## INPUT RECORDS
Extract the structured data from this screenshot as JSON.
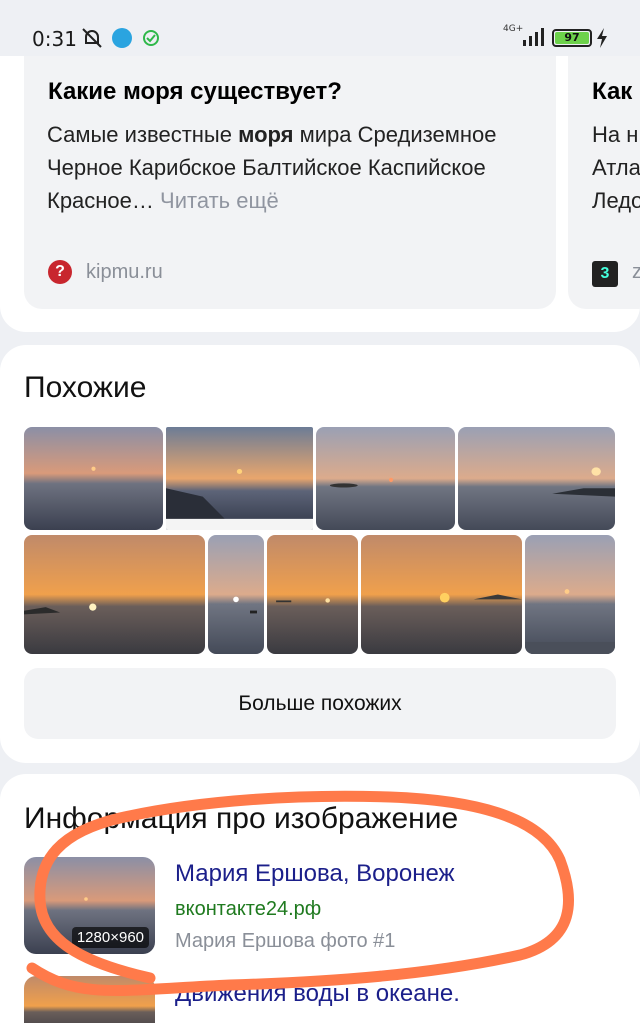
{
  "status_bar": {
    "time": "0:31",
    "network": "4G+",
    "battery": "97",
    "icons": [
      "mute-icon",
      "telegram-icon",
      "check-icon",
      "signal-icon",
      "battery-icon",
      "charging-icon"
    ]
  },
  "answers": [
    {
      "question": "Какие моря существует?",
      "text_before": "Самые известные ",
      "text_bold": "моря",
      "text_after": " мира Средиземное Черное Карибское Балтийское Каспийское Красное… ",
      "more": "Читать ещё",
      "source": "kipmu.ru",
      "source_icon": "question-mark-icon"
    },
    {
      "question": "Как",
      "lines": [
        "На н",
        "Атла",
        "Ледо"
      ],
      "source": "z",
      "source_icon": "z-badge-icon"
    }
  ],
  "similar": {
    "title": "Похожие",
    "more_button": "Больше похожих",
    "thumbnails": 10
  },
  "info": {
    "title": "Информация про изображение",
    "results": [
      {
        "title": "Мария Ершова, Воронеж",
        "domain": "вконтакте24.рф",
        "description": "Мария Ершова фото #1",
        "resolution": "1280×960"
      },
      {
        "title": "Движения воды в океане."
      }
    ]
  },
  "colors": {
    "link": "#1b1f8a",
    "domain": "#1f7a1f",
    "annotation": "#ff7a4a",
    "battery": "#6dd24b"
  }
}
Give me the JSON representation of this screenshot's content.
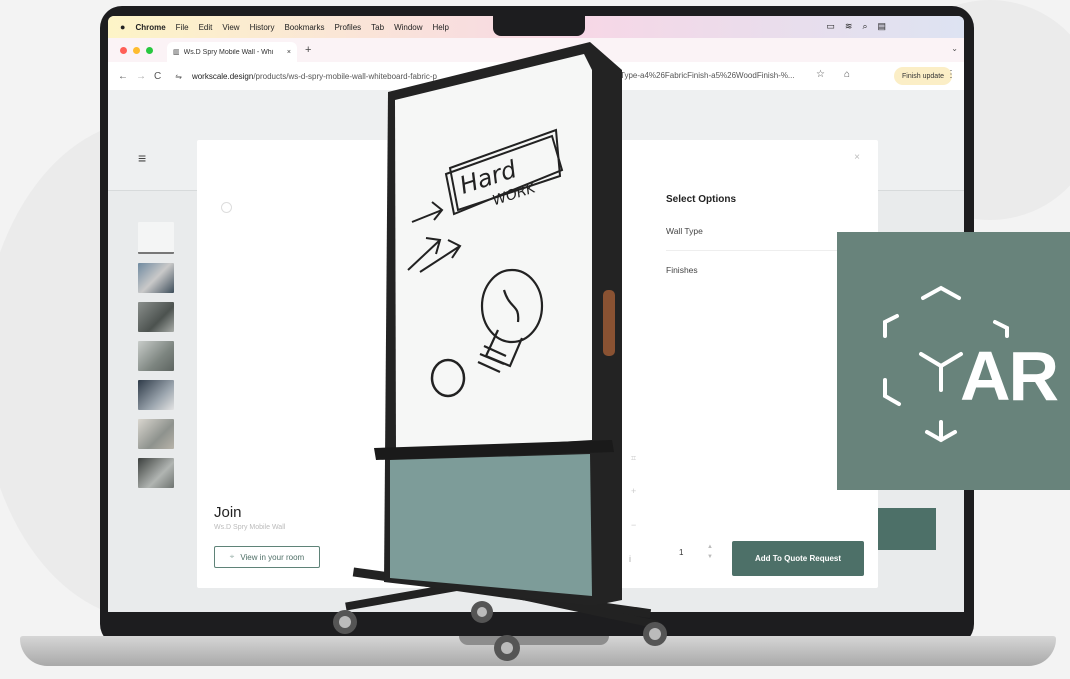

## SHORT PROBLEM
Every entry should be returned exactly as written, minus the pictures.

## RESPONSE FOR THIS EXERCISE
Extract the structured data from this screenshot as JSON.
{
  "status_bar": {
    "time": "0:31",
    "network": "4G+",
    "battery": "97",
    "icons": [
      "mute-icon",
      "telegram-icon",
      "check-icon",
      "signal-icon",
      "battery-icon",
      "charging-icon"
    ]
  },
  "answers": [
    {
      "question": "Какие моря существует?",
      "text_before": "Самые известные ",
      "text_bold": "моря",
      "text_after": " мира Средиземное Черное Карибское Балтийское Каспийское Красное… ",
      "more": "Читать ещё",
      "source": "kipmu.ru",
      "source_icon": "question-mark-icon"
    },
    {
      "question": "Как",
      "lines": [
        "На н",
        "Атла",
        "Ледо"
      ],
      "source": "z",
      "source_icon": "z-badge-icon"
    }
  ],
  "similar": {
    "title": "Похожие",
    "more_button": "Больше похожих",
    "thumbnails": 10
  },
  "info": {
    "title": "Информация про изображение",
    "results": [
      {
        "title": "Мария Ершова, Воронеж",
        "domain": "вконтакте24.рф",
        "description": "Мария Ершова фото #1",
        "resolution": "1280×960"
      },
      {
        "title": "Движения воды в океане."
      }
    ]
  },
  "colors": {
    "link": "#1b1f8a",
    "domain": "#1f7a1f",
    "annotation": "#ff7a4a",
    "battery": "#6dd24b"
  }
}
Give me the JSON representation of this screenshot's content.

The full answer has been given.